TASK STATEMENT: Write the data out again, character for character, with no images.
──────── EXTRACTED INFORMATION
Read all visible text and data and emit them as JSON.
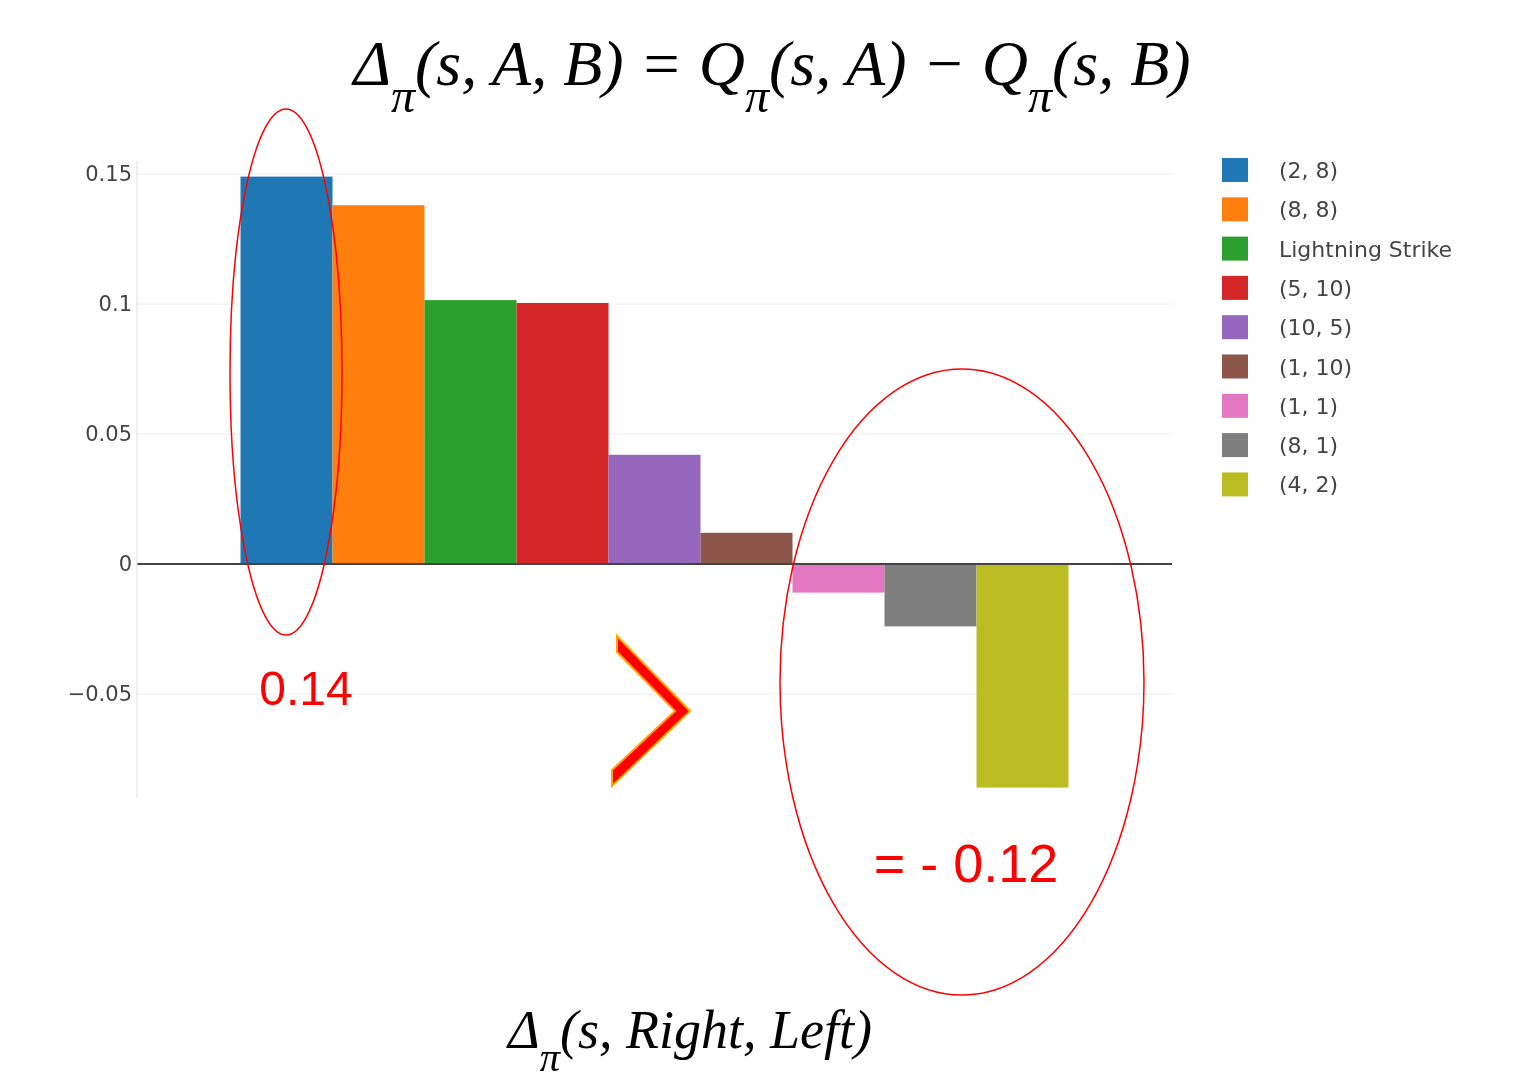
{
  "chart_data": {
    "type": "bar",
    "title": "Δ$_{π}$(s, A, B) = Q$_{π}$(s, A)  − Q$_{π}$(s, B)",
    "xlabel": "Δ$_{π}$(s, Right, Left)",
    "categories": [
      null
    ],
    "series": [
      {
        "name": "(2, 8)",
        "color": "#1f77b4",
        "values": [
          0.149
        ]
      },
      {
        "name": "(8, 8)",
        "color": "#ff7f0e",
        "values": [
          0.138
        ]
      },
      {
        "name": "Lightning Strike",
        "color": "#2ca02c",
        "values": [
          0.1015
        ]
      },
      {
        "name": "(5, 10)",
        "color": "#d62728",
        "values": [
          0.1004
        ]
      },
      {
        "name": "(10, 5)",
        "color": "#9467bd",
        "values": [
          0.042
        ]
      },
      {
        "name": "(1, 10)",
        "color": "#8c564b",
        "values": [
          0.012
        ]
      },
      {
        "name": "(1, 1)",
        "color": "#e377c2",
        "values": [
          -0.011
        ]
      },
      {
        "name": "(8, 1)",
        "color": "#7f7f7f",
        "values": [
          -0.024
        ]
      },
      {
        "name": "(4, 2)",
        "color": "#bcbd22",
        "values": [
          -0.086
        ]
      }
    ],
    "ylim": [
      -0.09,
      0.155
    ],
    "yticks": [
      {
        "value": -0.05,
        "label": "−0.05"
      },
      0,
      0.05,
      0.1,
      0.15
    ],
    "grid": "y",
    "legend": "top right",
    "annotations": [
      "0.14",
      "= - 0.12"
    ]
  }
}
────────────────
COMPLETED TASK:
Read all visible text and data and emit them as JSON.
{
  "chart_data": {
    "type": "bar",
    "title": "Δ$_{π}$(s, A, B) = Q$_{π}$(s, A)  − Q$_{π}$(s, B)",
    "xlabel": "Δ$_{π}$(s, Right, Left)",
    "categories": [
      null
    ],
    "series": [
      {
        "name": "(2, 8)",
        "color": "#1f77b4",
        "values": [
          0.149
        ]
      },
      {
        "name": "(8, 8)",
        "color": "#ff7f0e",
        "values": [
          0.138
        ]
      },
      {
        "name": "Lightning Strike",
        "color": "#2ca02c",
        "values": [
          0.1015
        ]
      },
      {
        "name": "(5, 10)",
        "color": "#d62728",
        "values": [
          0.1004
        ]
      },
      {
        "name": "(10, 5)",
        "color": "#9467bd",
        "values": [
          0.042
        ]
      },
      {
        "name": "(1, 10)",
        "color": "#8c564b",
        "values": [
          0.012
        ]
      },
      {
        "name": "(1, 1)",
        "color": "#e377c2",
        "values": [
          -0.011
        ]
      },
      {
        "name": "(8, 1)",
        "color": "#7f7f7f",
        "values": [
          -0.024
        ]
      },
      {
        "name": "(4, 2)",
        "color": "#bcbd22",
        "values": [
          -0.086
        ]
      }
    ],
    "ylim": [
      -0.09,
      0.155
    ],
    "yticks": [
      {
        "value": -0.05,
        "label": "−0.05"
      },
      0,
      0.05,
      0.1,
      0.15
    ],
    "grid": "y",
    "legend": "top right",
    "annotations": [
      "0.14",
      "= - 0.12"
    ]
  }
}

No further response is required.